# [TO DO]
1. From the piece on Poland's climate and sights, translate this sentence into Spanish: "The lakes are very beautiful, surrounded by dense deciduous and coniferous forests."
2. Carry the piece on Poland's climate and sights forward from its last sentence.

The Baltic Sea maintains the average winter temperatures higher, but also keeps summers significantly cooler. The climate of Poland, however, is very different from year to year.
The flat topography of the country allows moving of warm air masses from the south during the summer months and cold air masses from the north during the winter months.
Although the average winter temperatures are moderately low, extreme cold weather is also possible. Under appropriate conditions the frost may lasts for weeks.
The lowest temperature ever recorded in Poland is (-41) °C. It was recorded on January 11, 1940 in the city of Siedlce, about 80 km east of the capital Warsaw. Unbearable heat waves are also possible, though not every year.
Although summers in Poland are traditionally fresh, sometimes temperatures of over 30°C can last for days. In the city of Pruszkow, located in the vicinity of Warsaw, was recorded the highest temperature in Poland.
On July 29, 1921 the thermometers in the city climbed to 40.2°C in the shade! The amount of precipitation in Poland is moderate throughout the year, ranging between 30 and 80 mm per month.
Traditionally, winters are a little drier in comparison with summers. The largest increase of rainfall usually occures in July and August. Snowfall is possible in a very long period between November and March.
Usually the depth of snow varies greatly from year to year. In dry and mild winters the snow barely whitens the ground, but during cold and snowy winters is possible snowcover with a depth of over 1 m.
What not to miss while in Poland?
Coast. Although it sounds surprising, while in the country do not miss to visit its fabulous beaches. Poland boasts the lightest and finest sand in the entire northern half of Europe.
Of course, sometimes the weather is cool and not quite suitable for swimming, but most summer days are really nice.
The temperature of sea water in July and August usually reach to about 20-22 degrees and is warmest during the first half of August.
Masurian lakes. One of the greatest beauties of Poland are the notorious Masurian lakes. More than 2000, they are located not far from Lithuania, in the northeast of the country.
The lakes are very beautiful, surrounded by dense deciduous and coniferous forests. This part of Poland boasts an amazing biodiversity.
The lakes are home to a large number of waterfowl. In remote areas you can see bears, wolves, foxes, lynx, deer, wild pigs, rabbits, beavers, badgers, and large raptors.
The Białowieża Forest. Located on the border between Poland and Belarus, Białowieża or Belovezhskaya forest is under the auspices of UNESCO. The forest is home to unique animals such as a small population of European bison – a species that today is extremely rare in Europe.
Warsaw. Be sure to visit the old part of the capital Warsaw. Established in the 13th century, the old town was partially destroyed in World War II. However, many buildings have been preserved in their original form and now they attract crowds of visitors.
The Wooden Churches of Southern Little Poland. This place is worth to be visited not only because it is a World Heritage Site, but also because it will offer you an entirely new and unexpected idea about what it should look like a church.
Auschwitz. If you have strong nerves and want to familiarize yourself with the most sinister and dark pages of European history, then you can visit the small town of Oswiecim, situated in southern Poland.

# [DATA SHOWN]
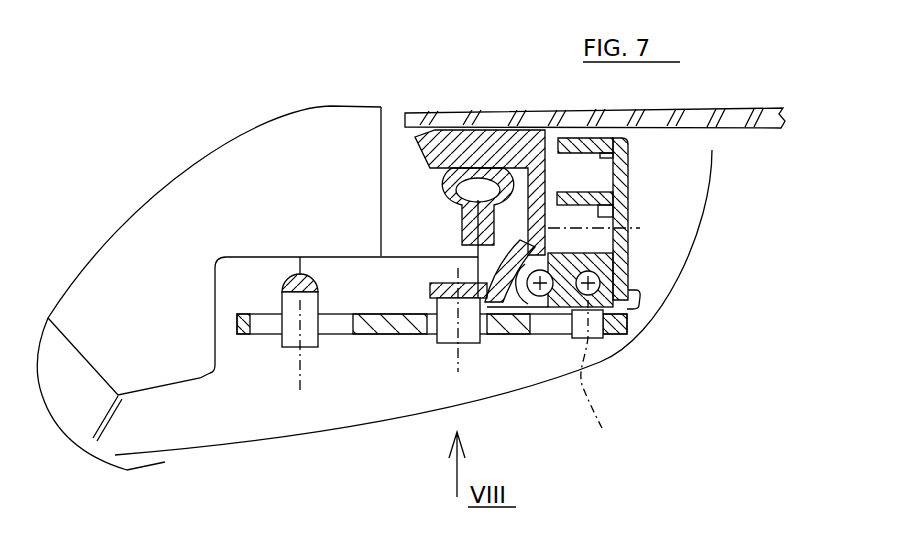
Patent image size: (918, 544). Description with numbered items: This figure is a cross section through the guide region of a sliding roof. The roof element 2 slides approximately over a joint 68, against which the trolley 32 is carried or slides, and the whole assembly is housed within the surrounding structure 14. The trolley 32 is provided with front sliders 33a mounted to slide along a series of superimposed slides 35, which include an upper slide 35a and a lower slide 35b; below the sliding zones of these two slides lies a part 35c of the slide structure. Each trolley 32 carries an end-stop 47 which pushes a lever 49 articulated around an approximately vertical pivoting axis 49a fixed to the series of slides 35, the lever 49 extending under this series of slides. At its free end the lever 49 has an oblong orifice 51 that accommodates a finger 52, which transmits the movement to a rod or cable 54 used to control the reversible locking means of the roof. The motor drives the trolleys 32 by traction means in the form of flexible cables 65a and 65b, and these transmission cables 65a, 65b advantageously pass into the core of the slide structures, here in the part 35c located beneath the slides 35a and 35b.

# [ANSWER SET]
1. Los lagos son muy hermosos y están rodeados de densos bosques caducifolios y de coníferas.

2.
Here are the death camps Auschwitz 1 and Auschwitz 2 (known as Birkenau). Over a million people, most of them Jews, were killed here.
Silesian Culture and Recreation Park. Situated on a large area of land in Katowice, Silesia Park is considered one of the largest in Europe. It is famous for its unlimited opportunities for recreation and entertainment. Immersed in lush vegetation, the park offers a real contact with nature in an urban environment.
Tatra National Park. Located in the southern regions of Poland, the Tatra National Park is famous for its spectacular mountain scenery. Raw and inaccessible mountain peaks, fresh pine forests and crystal clear glacial lakes form together an amazing landscape and turn this place just into the perfect paradise for lovers of wildlife and ecotourism.
Old Krakow. The old town of Krakow is something you should not miss while traveling in Poland. Cobbled streets, numerous cafes, old buildings, museums and cathedrals make Krakow a paradise for travelers.
Everything radiates history and culture. Walking around, you will find numerous craft shops, offering surprisingly interesting items to buy and take home for yourself or to give as a souvenir to your friends.
Malbork Castle. Situated on the River Nogat, Malbork is the largest brick structure in Europe. The castle is very beautiful and is a true architectural masterpiece. Its bright red color contrasts to the surrounding emerald green landscape. The castle is under the auspices of UNESCO since 1997.
Taxis. It is advisable to be careful when using taxis. Remember that some of them are much more expensive than others. Do not forget to ask the taxi driver about how much does it cost to reach from one location to another?“.
Pickpockets. Beware of pickpockets, especially if you are planning to visit crowded places and squares, where they most often take advantage of the bustle and the crowd to get closer to you.
Poor suburbs. Although Poland is not a dangerous country, there are also some places to be avoided. Stay away from places, neighborhoods and areas that seem obviously poor, abandoned or unsupported.
Food. When you get hungry, you have to select carefully the place to eat. This applies not only to Poland, but any place you visit. From a hygienic point of view, risks in Eastern Europe are almost always higher in comparison with Western Europe.
Ticks. Watch out for ticks, especially if you enjoy spending time in nature. As they love moist and mild weather, the risks are greatest in spring and summer, when Poland provide ideal weather conditions for these dangerous creatures.
When to visit Poland?
As a typical country in Northern Europe, Poland offers the best conditions for tourism during the summer months.If you are traveling in June, July or August, you will encounter perfect weather conditions with daily temperatures between 21 and 24°C. You should also know that summer offers numerous music festivals and a bunch of concerts under the open sky.
How to get there? Poland has very well-run transport system. The country boasts 14 international airports, some of which are brand new, while others are still unfinished.
Warsaw, the largest and busiest center of air transport, maintains regular and seasonal flights to almost all major European cities, as well as numerous major international destinations.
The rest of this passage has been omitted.